### Requirements
Carry none of the pictures over; write out the complete data exactly.

### Stored data
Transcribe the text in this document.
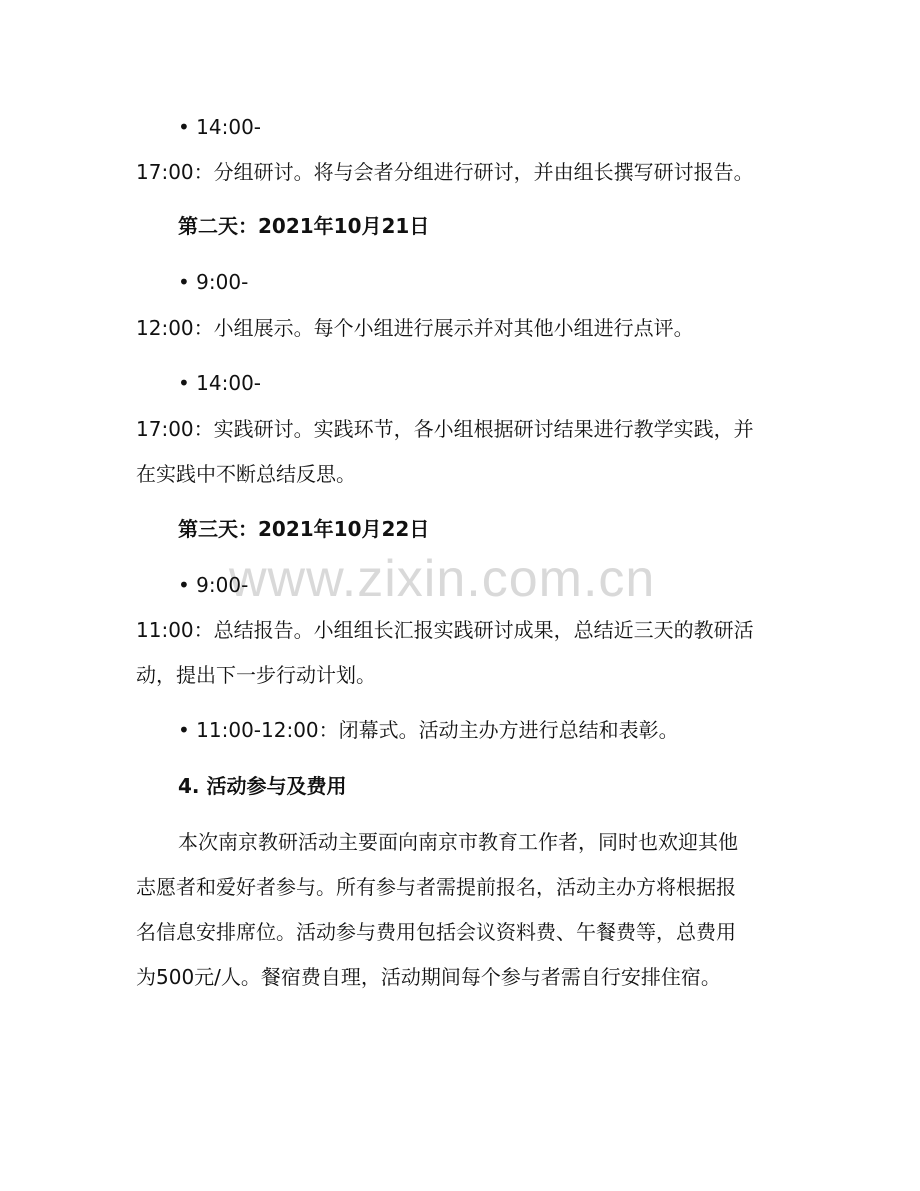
www.zixin.com.cn
• 14:00-
17:00：分组研讨。将与会者分组进行研讨，并由组长撰写研讨报告。
第二天：2021年10月21日
• 9:00-
12:00：小组展示。每个小组进行展示并对其他小组进行点评。
• 14:00-
17:00：实践研讨。实践环节，各小组根据研讨结果进行教学实践，并
在实践中不断总结反思。
第三天：2021年10月22日
• 9:00-
11:00：总结报告。小组组长汇报实践研讨成果，总结近三天的教研活
动，提出下一步行动计划。
• 11:00-12:00：闭幕式。活动主办方进行总结和表彰。
4. 活动参与及费用
本次南京教研活动主要面向南京市教育工作者，同时也欢迎其他
志愿者和爱好者参与。所有参与者需提前报名，活动主办方将根据报
名信息安排席位。活动参与费用包括会议资料费、午餐费等，总费用
为500元/人。餐宿费自理，活动期间每个参与者需自行安排住宿。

### Solved problem
Transcribe the text in this document.
www.zixin.com.cn
• 14:00-
17:00：分组研讨。将与会者分组进行研讨，并由组长撰写研讨报告。
第二天：2021年10月21日
• 9:00-
12:00：小组展示。每个小组进行展示并对其他小组进行点评。
• 14:00-
17:00：实践研讨。实践环节，各小组根据研讨结果进行教学实践，并
在实践中不断总结反思。
第三天：2021年10月22日
• 9:00-
11:00：总结报告。小组组长汇报实践研讨成果，总结近三天的教研活
动，提出下一步行动计划。
• 11:00-12:00：闭幕式。活动主办方进行总结和表彰。
4. 活动参与及费用
本次南京教研活动主要面向南京市教育工作者，同时也欢迎其他
志愿者和爱好者参与。所有参与者需提前报名，活动主办方将根据报
名信息安排席位。活动参与费用包括会议资料费、午餐费等，总费用
为500元/人。餐宿费自理，活动期间每个参与者需自行安排住宿。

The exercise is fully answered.